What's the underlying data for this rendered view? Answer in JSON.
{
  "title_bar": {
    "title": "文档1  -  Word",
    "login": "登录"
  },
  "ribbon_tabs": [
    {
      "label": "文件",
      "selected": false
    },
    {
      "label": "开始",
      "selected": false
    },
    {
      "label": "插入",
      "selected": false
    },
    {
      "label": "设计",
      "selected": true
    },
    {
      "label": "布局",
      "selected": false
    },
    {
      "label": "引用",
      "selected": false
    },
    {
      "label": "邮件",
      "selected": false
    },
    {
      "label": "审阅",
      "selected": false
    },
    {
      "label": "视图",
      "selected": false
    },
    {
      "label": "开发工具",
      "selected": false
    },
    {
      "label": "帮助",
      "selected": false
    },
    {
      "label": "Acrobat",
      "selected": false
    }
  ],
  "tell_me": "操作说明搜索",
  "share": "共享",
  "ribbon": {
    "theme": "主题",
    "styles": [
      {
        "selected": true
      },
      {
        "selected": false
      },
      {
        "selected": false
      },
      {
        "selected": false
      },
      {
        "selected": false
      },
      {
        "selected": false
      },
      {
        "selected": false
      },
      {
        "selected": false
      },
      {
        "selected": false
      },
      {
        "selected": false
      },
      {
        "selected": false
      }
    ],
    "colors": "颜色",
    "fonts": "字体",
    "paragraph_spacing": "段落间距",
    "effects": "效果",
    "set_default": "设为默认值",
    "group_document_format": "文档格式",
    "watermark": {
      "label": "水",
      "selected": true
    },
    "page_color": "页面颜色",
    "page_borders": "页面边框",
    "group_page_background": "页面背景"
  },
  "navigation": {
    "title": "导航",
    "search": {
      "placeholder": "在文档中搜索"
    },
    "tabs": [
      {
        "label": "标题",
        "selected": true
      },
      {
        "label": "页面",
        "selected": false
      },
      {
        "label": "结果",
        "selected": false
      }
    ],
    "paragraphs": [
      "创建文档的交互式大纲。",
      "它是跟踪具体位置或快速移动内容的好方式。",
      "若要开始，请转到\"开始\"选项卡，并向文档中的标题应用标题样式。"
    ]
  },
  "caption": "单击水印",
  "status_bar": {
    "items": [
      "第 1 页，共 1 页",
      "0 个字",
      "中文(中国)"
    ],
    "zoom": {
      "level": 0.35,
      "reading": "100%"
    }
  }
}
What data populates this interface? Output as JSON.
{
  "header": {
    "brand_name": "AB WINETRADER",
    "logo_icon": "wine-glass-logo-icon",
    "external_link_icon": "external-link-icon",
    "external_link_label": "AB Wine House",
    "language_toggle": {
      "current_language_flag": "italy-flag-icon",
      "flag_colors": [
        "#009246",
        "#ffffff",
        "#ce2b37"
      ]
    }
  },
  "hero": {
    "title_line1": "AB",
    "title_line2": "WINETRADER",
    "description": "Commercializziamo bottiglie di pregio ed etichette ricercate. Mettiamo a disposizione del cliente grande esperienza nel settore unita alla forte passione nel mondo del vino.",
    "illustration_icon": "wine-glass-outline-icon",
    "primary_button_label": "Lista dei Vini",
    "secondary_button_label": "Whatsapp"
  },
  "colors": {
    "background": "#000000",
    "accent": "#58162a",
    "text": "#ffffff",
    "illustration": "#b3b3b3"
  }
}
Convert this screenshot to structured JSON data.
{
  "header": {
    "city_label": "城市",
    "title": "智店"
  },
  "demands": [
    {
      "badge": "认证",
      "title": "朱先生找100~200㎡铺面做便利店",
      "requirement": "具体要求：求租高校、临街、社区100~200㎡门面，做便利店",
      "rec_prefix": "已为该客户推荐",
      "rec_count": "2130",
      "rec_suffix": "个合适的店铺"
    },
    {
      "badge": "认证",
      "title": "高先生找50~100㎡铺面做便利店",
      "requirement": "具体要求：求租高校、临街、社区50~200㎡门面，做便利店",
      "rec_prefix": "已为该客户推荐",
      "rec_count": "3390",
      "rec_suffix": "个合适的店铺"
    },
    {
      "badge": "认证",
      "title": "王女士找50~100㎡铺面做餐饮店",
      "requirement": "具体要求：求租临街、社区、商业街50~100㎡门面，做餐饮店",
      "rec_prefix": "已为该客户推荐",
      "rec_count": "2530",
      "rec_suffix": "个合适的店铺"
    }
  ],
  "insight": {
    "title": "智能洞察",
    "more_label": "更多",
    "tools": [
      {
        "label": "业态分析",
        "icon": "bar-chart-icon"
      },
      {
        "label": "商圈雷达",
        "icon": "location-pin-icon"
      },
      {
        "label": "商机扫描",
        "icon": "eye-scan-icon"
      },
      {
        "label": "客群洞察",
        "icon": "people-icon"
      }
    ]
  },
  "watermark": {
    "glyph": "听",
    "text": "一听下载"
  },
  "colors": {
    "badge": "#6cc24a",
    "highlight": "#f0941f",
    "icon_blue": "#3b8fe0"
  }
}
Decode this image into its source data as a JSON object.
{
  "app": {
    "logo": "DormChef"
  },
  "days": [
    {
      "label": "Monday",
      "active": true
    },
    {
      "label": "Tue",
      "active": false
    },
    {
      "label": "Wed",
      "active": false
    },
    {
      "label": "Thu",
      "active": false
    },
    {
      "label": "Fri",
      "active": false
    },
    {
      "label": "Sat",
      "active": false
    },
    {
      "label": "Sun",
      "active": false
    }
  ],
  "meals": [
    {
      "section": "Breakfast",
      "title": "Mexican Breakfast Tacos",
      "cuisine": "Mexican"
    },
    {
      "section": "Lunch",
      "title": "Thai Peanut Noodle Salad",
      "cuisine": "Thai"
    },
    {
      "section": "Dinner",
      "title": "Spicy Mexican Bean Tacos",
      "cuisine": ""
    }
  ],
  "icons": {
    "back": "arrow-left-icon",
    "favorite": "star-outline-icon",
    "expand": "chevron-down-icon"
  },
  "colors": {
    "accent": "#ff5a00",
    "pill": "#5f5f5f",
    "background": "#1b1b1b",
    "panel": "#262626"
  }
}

◆ ◆ ◆ ◆ ◆

AIM: Set out every line from the material that contains the string "requirement".

THE REPLY:
      "requirement": "具体要求：求租高校、临街、社区100~200㎡门面，做便利店",
      "requirement": "具体要求：求租高校、临街、社区50~200㎡门面，做便利店",
      "requirement": "具体要求：求租临街、社区、商业街50~100㎡门面，做餐饮店",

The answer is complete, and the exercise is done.